- _Problem statement_
Examine the records and identify each line that includes the string "Internet". Copy those lines.

Collection entries:
/---
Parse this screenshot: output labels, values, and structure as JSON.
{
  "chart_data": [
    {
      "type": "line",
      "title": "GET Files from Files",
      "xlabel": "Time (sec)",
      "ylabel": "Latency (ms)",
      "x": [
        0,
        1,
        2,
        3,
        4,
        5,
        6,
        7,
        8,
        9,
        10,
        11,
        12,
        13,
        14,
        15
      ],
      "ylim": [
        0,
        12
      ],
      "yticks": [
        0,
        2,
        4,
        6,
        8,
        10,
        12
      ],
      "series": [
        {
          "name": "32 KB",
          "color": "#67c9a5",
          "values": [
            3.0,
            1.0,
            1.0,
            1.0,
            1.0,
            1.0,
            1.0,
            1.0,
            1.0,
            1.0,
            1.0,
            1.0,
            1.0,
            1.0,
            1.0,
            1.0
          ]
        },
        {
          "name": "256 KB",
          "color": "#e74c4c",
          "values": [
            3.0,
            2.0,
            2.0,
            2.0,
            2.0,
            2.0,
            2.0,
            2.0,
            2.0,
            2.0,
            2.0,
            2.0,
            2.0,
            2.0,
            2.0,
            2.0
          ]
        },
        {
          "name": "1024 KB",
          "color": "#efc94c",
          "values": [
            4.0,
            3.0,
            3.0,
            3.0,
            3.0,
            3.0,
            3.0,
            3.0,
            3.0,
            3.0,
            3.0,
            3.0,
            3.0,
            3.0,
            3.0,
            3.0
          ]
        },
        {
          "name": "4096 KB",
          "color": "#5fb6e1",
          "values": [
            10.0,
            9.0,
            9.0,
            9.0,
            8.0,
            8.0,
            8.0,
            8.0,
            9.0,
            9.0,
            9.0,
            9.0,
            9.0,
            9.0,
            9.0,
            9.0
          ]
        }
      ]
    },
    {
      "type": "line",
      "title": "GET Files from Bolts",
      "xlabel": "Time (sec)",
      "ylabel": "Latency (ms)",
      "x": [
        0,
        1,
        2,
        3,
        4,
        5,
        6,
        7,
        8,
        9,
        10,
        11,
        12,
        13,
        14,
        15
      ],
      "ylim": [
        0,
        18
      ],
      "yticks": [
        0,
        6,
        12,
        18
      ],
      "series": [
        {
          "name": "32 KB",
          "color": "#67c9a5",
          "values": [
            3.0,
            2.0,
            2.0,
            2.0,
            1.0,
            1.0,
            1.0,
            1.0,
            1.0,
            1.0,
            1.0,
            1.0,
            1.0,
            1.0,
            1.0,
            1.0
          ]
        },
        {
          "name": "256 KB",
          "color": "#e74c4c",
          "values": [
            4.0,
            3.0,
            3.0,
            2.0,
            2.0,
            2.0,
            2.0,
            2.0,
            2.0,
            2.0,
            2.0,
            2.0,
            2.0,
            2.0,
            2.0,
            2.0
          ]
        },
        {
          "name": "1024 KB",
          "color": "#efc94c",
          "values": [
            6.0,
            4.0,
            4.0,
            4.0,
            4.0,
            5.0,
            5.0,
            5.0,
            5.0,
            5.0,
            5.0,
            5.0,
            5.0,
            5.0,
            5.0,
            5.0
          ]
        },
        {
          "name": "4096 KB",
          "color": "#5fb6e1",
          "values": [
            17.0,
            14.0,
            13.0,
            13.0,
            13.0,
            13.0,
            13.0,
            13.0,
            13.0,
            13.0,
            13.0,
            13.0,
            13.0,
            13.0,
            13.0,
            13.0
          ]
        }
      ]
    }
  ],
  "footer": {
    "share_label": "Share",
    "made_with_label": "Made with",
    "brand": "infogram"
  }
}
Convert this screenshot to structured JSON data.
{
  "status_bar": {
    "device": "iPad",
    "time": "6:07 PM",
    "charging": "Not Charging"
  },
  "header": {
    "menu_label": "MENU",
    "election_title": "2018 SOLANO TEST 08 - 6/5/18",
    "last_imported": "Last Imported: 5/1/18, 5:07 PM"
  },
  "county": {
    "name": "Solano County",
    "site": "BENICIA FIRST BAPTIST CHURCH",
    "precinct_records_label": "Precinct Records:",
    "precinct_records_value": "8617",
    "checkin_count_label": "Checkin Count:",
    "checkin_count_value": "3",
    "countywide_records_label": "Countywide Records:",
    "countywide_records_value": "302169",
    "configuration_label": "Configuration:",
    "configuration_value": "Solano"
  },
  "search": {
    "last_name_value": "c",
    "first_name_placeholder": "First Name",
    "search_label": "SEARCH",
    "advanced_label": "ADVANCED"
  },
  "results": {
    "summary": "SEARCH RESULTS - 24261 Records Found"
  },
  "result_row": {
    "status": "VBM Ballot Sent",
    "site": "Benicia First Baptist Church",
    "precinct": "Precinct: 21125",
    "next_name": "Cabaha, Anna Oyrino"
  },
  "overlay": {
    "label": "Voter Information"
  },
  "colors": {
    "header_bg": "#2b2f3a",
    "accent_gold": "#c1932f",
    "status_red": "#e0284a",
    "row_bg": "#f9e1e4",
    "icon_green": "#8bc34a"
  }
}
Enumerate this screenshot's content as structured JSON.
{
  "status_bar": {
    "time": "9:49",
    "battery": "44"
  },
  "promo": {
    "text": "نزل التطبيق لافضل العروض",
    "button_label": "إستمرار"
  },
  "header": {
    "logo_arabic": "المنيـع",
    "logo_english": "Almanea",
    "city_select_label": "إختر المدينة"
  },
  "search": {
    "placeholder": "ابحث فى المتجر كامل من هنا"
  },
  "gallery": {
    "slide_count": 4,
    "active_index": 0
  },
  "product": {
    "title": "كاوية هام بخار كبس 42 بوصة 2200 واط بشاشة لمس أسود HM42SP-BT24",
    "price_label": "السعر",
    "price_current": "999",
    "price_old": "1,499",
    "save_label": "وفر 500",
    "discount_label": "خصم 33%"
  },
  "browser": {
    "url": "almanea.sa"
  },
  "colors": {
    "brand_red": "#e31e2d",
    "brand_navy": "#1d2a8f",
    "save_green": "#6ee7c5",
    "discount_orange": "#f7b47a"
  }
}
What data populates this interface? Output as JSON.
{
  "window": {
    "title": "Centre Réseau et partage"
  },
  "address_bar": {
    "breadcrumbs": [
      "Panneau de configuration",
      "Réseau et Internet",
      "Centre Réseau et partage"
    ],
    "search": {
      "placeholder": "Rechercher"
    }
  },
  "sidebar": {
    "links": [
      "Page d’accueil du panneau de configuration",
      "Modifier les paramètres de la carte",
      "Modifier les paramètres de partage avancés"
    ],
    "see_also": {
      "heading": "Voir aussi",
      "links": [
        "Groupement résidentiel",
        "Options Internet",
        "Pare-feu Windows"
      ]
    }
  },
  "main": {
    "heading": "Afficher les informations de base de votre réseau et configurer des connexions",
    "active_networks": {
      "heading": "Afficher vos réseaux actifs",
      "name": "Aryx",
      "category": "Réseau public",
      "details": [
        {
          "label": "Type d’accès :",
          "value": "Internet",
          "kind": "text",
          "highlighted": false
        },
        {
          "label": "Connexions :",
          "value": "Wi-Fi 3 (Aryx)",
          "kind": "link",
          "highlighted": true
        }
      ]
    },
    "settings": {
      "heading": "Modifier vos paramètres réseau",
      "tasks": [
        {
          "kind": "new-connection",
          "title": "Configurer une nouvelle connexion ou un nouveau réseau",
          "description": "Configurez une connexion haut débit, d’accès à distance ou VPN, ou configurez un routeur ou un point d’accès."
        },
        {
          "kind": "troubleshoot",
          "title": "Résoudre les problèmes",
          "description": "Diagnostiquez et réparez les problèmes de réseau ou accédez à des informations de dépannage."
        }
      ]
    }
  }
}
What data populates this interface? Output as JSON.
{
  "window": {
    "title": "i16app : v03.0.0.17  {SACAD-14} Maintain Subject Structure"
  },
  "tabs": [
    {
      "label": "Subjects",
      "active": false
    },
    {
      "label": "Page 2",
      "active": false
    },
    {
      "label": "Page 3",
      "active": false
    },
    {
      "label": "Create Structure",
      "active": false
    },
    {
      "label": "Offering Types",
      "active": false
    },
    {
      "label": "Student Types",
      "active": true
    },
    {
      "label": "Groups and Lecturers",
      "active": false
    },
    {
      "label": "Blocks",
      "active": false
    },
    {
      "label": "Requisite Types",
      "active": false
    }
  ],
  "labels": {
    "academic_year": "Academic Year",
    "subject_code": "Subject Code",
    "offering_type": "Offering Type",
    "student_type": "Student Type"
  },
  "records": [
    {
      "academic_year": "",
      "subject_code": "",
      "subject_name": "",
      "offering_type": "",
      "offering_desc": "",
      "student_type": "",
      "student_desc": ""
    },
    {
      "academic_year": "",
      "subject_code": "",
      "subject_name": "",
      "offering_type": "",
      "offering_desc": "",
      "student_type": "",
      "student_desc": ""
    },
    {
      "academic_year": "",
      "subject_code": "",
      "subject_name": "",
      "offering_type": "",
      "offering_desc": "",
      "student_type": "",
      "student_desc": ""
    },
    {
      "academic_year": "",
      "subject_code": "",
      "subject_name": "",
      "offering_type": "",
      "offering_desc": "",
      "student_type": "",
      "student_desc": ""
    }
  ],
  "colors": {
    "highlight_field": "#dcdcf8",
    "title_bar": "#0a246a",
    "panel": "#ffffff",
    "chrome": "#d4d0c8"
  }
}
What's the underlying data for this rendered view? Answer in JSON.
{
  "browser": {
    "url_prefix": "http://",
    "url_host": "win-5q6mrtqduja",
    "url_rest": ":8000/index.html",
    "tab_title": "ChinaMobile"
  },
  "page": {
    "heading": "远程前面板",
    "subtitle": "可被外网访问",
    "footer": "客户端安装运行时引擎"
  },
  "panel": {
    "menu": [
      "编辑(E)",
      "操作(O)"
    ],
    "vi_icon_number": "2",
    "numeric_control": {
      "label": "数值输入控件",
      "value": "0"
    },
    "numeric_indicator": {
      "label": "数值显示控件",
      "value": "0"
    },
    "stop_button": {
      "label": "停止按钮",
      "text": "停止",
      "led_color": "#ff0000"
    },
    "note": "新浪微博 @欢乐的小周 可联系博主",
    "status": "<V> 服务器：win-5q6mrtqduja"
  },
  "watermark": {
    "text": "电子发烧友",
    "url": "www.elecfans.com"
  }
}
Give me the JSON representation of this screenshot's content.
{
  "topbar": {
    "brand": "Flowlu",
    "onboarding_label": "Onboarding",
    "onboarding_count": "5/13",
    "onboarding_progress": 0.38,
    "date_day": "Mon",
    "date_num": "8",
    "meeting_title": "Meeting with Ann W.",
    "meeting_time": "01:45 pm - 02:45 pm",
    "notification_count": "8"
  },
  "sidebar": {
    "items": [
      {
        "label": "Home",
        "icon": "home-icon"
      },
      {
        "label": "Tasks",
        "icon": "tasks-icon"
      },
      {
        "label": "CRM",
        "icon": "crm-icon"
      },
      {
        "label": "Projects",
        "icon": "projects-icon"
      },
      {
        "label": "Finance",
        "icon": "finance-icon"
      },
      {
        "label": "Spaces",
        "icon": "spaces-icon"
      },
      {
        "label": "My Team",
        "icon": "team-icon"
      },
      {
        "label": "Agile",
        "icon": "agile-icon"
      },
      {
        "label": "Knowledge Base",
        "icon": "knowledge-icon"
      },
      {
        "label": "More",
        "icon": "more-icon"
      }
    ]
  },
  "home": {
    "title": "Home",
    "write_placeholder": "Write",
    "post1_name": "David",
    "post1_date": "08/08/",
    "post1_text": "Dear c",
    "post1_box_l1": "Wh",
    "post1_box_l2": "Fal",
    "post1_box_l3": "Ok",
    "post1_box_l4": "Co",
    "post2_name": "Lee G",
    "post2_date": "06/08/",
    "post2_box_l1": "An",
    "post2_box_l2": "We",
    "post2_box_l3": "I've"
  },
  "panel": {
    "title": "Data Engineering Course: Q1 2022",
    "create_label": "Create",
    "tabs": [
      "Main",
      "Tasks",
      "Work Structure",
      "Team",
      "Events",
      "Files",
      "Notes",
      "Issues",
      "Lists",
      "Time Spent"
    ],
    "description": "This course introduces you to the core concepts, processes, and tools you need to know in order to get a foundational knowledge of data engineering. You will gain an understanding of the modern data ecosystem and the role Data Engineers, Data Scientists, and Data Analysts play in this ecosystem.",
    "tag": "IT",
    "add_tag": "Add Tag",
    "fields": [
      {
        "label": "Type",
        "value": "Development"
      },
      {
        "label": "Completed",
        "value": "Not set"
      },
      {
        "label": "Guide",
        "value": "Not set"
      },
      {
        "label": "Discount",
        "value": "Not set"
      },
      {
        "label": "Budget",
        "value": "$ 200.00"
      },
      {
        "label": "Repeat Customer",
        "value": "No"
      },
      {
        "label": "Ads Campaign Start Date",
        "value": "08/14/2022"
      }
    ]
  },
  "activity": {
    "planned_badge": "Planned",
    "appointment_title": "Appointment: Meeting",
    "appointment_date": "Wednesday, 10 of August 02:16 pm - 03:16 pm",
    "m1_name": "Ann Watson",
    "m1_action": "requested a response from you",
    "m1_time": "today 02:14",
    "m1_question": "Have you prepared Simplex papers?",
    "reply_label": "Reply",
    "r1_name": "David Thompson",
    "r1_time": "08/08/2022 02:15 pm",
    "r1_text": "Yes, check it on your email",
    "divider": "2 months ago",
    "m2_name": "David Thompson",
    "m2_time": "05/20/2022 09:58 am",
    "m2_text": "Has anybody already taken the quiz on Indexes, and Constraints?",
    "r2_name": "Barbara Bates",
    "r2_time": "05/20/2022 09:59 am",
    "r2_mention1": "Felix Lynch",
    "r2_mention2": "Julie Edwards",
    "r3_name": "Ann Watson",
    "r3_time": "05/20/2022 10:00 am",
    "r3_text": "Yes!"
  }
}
\---
- _Solved problem_
      "Réseau et Internet",
        "Options Internet",
          "value": "Internet",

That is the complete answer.